▸ What needs to be done
Rewrite the material from the line with "Where is each" up to and including the line with "150, 1071, 160]", putting "headline-text" wherever "news-headline" appears and leaving everything else unchanged.
** Begin Dataset records **
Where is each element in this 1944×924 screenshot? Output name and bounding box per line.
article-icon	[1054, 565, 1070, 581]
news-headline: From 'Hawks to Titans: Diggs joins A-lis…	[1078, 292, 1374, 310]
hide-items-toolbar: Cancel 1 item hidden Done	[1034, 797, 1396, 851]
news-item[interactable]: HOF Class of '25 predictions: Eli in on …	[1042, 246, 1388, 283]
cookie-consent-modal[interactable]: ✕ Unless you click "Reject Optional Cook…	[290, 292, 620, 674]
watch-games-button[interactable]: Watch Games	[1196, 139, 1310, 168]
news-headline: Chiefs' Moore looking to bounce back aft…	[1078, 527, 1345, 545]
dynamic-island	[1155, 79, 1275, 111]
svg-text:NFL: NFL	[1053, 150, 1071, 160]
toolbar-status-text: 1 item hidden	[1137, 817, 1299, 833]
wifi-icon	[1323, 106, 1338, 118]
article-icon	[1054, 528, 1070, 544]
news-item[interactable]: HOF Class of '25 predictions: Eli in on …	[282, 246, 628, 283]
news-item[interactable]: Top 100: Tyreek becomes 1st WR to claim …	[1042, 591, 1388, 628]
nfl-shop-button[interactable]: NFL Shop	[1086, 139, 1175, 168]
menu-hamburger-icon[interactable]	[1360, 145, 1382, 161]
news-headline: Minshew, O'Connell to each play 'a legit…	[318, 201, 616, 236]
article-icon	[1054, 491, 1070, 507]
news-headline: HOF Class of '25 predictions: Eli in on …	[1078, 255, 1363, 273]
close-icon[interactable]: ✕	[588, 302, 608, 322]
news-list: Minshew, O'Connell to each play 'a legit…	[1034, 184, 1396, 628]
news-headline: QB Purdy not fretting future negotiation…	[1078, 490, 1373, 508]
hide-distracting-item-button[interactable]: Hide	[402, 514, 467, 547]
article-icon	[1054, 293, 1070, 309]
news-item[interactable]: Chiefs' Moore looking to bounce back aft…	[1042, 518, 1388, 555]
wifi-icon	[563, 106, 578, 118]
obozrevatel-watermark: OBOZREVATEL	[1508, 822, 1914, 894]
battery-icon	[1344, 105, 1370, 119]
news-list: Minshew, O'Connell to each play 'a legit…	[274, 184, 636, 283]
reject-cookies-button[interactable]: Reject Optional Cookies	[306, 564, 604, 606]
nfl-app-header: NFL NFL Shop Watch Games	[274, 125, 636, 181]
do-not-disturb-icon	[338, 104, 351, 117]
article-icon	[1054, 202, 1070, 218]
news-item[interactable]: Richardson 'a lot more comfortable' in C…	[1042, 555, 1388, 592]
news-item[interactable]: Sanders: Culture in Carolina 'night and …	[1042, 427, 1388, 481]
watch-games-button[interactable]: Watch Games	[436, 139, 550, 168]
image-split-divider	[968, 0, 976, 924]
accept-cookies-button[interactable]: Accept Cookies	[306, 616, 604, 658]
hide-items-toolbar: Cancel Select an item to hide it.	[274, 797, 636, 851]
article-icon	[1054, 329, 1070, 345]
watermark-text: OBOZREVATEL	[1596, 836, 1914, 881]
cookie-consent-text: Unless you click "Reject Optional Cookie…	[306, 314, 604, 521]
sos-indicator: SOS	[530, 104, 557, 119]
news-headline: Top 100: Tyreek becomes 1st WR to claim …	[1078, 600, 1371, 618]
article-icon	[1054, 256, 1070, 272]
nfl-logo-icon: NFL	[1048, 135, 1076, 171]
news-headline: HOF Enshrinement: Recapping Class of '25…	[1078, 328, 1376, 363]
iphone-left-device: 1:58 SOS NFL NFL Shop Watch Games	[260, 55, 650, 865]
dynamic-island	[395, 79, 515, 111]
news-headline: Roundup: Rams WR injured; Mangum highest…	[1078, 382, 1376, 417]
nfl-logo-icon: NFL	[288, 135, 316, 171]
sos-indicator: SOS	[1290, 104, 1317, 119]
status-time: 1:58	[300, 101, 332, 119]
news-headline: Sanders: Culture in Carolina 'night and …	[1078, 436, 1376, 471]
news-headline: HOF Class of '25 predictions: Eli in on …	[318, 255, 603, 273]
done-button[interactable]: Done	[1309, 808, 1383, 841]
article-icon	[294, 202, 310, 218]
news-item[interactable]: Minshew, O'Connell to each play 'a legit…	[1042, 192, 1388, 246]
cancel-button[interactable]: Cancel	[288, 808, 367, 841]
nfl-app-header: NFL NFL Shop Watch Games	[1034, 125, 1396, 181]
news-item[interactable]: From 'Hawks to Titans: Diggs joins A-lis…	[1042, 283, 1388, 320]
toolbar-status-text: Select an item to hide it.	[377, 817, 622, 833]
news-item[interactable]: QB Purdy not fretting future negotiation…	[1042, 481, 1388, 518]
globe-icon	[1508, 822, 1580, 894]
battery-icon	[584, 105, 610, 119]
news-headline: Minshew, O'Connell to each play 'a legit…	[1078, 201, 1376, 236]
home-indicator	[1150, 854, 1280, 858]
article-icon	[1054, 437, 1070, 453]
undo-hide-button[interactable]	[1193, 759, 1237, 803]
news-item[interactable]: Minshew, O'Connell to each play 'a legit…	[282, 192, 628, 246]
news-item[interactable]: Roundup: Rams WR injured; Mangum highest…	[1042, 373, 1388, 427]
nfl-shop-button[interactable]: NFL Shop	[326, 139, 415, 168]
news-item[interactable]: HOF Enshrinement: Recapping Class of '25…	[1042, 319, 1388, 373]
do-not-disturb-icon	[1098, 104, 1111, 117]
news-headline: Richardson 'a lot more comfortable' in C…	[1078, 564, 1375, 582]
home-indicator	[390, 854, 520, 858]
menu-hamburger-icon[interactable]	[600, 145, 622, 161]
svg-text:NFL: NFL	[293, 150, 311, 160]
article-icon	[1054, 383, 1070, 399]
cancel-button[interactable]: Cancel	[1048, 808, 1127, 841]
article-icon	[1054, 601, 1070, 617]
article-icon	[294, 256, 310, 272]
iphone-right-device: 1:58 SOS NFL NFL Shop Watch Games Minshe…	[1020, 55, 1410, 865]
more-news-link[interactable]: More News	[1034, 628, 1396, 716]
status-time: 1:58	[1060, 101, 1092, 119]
** End Dataset records **
** Begin Dataset records **
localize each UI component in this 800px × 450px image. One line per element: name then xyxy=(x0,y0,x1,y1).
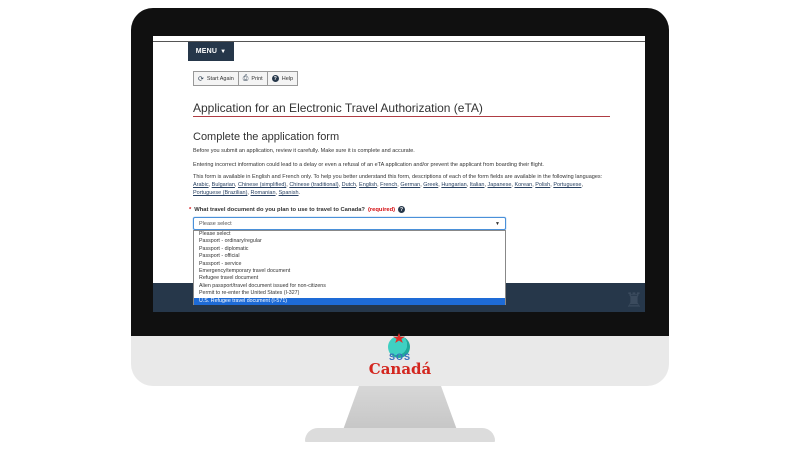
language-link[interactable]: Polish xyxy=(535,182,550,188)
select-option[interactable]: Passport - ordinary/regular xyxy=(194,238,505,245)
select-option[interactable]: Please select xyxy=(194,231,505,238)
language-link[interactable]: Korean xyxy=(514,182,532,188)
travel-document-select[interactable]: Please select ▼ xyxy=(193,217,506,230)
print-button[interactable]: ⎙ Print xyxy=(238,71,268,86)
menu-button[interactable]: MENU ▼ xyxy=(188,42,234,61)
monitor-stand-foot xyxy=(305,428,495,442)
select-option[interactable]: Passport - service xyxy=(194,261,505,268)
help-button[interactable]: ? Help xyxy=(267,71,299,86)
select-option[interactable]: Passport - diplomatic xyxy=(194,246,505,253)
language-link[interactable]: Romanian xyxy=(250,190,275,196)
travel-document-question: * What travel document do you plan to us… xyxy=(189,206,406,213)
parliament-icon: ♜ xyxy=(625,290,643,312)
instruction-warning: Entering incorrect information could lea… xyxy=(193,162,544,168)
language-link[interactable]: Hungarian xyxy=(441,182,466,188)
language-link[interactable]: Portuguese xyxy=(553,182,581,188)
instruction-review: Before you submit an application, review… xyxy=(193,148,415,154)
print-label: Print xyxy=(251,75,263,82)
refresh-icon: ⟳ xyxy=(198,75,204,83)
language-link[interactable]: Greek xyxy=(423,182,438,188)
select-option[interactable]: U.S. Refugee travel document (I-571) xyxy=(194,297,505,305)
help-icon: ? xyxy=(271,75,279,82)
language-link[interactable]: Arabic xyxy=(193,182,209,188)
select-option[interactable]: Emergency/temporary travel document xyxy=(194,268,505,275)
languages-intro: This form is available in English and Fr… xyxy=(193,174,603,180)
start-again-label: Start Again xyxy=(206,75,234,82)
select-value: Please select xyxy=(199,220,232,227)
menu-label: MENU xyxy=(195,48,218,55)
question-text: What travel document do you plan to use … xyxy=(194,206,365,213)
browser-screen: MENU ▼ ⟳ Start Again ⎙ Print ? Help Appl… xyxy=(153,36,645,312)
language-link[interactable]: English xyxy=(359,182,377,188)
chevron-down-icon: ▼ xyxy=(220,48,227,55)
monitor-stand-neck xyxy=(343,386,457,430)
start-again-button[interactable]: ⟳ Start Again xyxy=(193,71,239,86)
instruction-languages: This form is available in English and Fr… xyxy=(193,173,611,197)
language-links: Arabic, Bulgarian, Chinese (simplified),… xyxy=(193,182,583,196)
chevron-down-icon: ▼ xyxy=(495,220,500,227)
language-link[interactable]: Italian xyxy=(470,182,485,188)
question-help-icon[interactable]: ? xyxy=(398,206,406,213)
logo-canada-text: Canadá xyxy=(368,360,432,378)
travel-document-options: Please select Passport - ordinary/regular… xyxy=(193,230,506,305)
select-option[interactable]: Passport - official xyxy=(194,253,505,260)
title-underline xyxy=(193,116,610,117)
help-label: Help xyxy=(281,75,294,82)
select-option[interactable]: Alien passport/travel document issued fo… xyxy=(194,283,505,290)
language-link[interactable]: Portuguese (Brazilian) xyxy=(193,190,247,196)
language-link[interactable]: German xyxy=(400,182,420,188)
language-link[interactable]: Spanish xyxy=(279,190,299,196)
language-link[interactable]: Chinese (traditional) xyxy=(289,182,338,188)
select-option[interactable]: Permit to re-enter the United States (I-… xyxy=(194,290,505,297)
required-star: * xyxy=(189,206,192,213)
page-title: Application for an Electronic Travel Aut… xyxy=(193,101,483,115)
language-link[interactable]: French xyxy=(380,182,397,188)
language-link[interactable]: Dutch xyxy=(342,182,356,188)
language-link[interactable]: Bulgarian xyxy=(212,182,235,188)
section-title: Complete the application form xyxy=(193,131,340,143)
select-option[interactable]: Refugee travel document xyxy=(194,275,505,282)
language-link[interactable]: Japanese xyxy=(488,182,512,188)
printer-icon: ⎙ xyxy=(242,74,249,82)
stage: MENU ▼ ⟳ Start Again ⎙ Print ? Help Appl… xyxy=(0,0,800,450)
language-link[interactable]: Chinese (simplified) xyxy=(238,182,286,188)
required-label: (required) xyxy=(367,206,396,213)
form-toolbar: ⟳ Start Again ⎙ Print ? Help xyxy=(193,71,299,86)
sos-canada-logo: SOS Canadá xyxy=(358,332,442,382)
** End Dataset records **
** Begin Dataset records **
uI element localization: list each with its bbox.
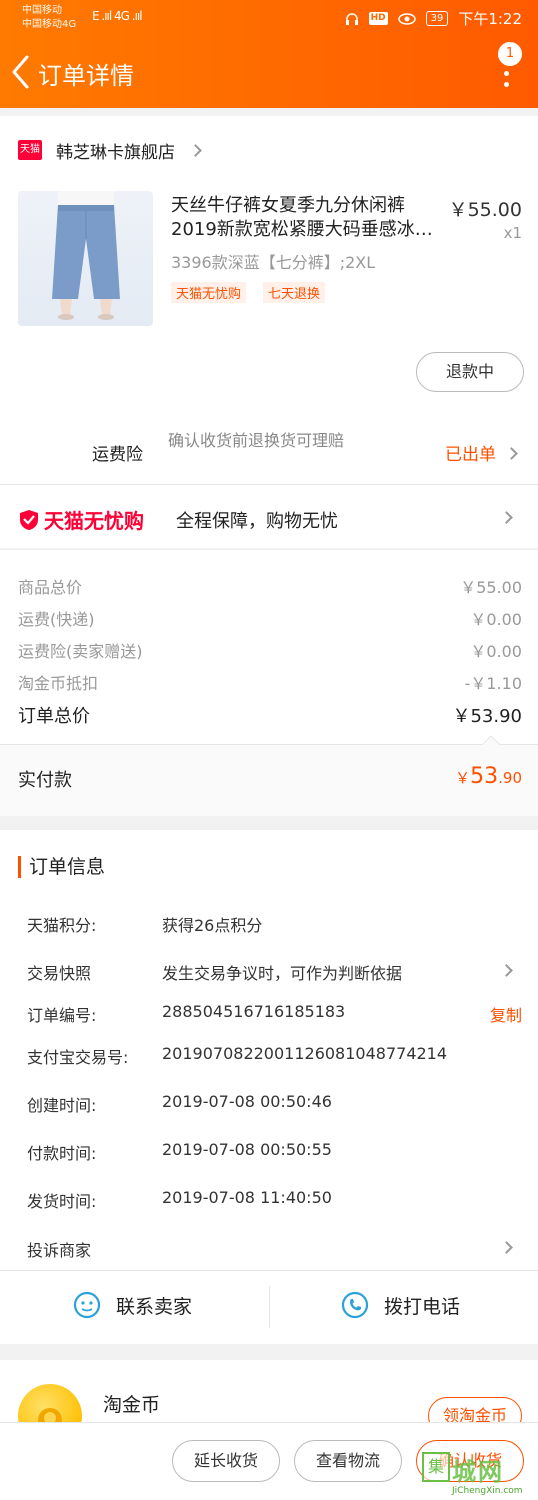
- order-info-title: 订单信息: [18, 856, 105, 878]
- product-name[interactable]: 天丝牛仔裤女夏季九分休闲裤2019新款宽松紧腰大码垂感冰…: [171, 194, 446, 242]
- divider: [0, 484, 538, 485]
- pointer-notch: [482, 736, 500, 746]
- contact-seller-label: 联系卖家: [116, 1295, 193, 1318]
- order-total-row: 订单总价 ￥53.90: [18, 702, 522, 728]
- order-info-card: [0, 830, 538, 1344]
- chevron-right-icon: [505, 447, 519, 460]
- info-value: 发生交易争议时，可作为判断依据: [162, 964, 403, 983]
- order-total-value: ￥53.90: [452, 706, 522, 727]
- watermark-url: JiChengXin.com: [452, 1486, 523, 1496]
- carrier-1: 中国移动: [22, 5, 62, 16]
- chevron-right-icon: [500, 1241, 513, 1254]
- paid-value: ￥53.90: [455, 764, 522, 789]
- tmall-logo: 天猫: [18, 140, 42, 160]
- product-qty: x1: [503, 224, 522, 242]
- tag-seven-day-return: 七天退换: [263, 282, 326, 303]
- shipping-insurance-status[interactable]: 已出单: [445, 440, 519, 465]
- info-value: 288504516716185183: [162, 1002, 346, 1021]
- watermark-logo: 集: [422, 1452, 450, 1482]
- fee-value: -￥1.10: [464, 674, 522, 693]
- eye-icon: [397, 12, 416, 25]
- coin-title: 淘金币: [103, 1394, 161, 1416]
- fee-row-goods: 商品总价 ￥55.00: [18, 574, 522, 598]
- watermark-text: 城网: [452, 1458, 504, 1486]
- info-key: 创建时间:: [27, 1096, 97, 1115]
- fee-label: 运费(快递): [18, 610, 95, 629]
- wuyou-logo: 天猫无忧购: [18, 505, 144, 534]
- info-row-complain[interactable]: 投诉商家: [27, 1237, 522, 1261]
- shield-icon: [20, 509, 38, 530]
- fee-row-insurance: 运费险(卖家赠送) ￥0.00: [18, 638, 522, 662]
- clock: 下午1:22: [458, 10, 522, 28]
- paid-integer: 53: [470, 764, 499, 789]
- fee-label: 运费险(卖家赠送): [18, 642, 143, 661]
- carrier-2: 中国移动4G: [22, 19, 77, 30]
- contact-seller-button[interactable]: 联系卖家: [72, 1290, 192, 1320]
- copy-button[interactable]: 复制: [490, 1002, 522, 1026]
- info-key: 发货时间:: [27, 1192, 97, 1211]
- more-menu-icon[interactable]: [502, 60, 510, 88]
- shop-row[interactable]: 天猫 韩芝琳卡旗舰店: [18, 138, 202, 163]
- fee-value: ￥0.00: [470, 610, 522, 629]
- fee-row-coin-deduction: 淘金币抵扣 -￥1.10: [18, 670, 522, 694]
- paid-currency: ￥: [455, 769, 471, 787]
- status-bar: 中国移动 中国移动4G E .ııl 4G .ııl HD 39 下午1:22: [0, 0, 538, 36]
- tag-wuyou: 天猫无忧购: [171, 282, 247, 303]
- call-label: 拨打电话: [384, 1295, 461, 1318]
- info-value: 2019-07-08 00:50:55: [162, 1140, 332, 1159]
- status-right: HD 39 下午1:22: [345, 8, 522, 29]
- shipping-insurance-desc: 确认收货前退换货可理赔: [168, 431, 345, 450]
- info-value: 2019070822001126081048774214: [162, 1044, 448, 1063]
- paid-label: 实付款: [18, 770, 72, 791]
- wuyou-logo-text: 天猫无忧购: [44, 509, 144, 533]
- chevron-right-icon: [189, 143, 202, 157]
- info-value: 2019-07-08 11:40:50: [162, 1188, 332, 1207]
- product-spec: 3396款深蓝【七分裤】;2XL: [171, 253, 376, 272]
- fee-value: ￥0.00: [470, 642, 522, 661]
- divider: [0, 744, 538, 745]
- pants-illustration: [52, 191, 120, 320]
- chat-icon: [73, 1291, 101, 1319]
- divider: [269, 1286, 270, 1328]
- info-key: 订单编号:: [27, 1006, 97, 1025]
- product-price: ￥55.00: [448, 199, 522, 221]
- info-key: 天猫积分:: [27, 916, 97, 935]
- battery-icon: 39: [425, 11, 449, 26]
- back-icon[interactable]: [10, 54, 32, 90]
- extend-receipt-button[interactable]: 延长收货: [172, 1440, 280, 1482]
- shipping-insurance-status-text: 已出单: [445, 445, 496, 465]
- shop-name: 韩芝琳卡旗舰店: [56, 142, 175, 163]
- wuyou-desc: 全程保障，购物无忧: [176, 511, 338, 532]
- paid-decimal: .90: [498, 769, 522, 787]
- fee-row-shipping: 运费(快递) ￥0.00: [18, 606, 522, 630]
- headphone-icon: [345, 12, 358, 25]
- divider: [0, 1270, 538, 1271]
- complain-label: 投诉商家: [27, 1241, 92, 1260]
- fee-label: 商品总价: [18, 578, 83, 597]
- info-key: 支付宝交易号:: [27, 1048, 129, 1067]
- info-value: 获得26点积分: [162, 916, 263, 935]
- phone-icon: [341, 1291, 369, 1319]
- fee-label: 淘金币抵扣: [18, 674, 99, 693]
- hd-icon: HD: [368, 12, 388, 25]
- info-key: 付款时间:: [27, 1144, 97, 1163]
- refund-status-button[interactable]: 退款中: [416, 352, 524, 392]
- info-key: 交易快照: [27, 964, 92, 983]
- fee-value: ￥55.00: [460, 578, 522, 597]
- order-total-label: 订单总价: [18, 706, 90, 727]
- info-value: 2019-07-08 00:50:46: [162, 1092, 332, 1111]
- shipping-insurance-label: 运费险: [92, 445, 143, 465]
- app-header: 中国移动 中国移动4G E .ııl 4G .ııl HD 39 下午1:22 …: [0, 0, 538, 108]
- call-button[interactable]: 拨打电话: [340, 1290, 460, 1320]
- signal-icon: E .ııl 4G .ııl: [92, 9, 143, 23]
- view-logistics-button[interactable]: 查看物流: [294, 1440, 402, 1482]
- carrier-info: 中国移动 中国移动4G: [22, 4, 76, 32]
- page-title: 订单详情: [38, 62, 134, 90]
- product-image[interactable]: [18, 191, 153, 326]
** End Dataset records **
▸ Result below
Where is each element in this 1944×924 screenshot? Output name and bounding box per line.
article-icon	[1054, 565, 1070, 581]
headline-text: From 'Hawks to Titans: Diggs joins A-lis…	[1078, 292, 1374, 310]
hide-items-toolbar: Cancel 1 item hidden Done	[1034, 797, 1396, 851]
news-item[interactable]: HOF Class of '25 predictions: Eli in on …	[1042, 246, 1388, 283]
cookie-consent-modal[interactable]: ✕ Unless you click "Reject Optional Cook…	[290, 292, 620, 674]
watch-games-button[interactable]: Watch Games	[1196, 139, 1310, 168]
headline-text: Chiefs' Moore looking to bounce back aft…	[1078, 527, 1345, 545]
dynamic-island	[1155, 79, 1275, 111]
svg-text:NFL: NFL	[1053, 150, 1071, 160]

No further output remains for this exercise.